» PROBLEM DETAILS: Look through the lines below and extract any with the word "financing".

— START RECORDS SHOWN —

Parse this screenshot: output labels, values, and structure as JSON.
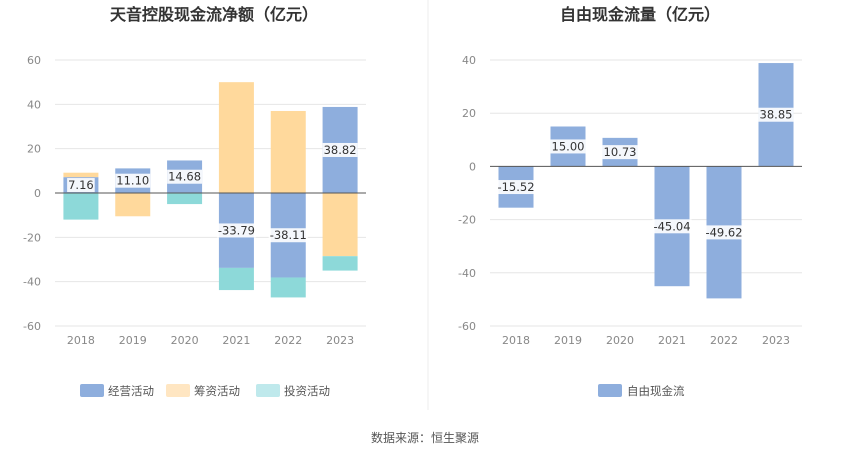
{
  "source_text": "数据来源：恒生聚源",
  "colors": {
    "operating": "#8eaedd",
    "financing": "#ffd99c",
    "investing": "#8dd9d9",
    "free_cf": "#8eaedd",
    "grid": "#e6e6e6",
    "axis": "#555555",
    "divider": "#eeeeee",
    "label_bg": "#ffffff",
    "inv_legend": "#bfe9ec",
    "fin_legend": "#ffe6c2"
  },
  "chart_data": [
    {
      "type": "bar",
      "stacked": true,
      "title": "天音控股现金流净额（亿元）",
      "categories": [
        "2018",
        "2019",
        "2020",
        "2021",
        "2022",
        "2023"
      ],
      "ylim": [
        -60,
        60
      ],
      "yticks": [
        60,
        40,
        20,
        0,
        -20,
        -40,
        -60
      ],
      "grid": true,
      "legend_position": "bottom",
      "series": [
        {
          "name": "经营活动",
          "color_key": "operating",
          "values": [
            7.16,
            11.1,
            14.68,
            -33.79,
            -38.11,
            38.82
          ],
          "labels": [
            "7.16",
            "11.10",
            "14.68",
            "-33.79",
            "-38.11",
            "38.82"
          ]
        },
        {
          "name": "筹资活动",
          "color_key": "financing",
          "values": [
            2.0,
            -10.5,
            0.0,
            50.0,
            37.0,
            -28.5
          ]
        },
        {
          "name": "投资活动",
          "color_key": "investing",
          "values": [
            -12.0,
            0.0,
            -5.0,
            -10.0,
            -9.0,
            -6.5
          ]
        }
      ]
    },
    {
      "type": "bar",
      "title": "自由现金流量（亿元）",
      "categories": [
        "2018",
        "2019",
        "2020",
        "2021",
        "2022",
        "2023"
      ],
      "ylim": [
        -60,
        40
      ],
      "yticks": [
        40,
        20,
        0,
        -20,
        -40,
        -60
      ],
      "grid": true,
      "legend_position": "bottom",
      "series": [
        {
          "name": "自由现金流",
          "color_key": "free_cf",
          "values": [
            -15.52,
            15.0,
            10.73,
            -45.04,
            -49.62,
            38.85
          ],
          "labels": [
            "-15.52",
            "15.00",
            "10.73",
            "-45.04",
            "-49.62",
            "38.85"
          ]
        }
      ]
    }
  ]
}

— END RECORDS SHOWN —

» RESPONSE:
    "financing": "#ffd99c",
          "color_key": "financing",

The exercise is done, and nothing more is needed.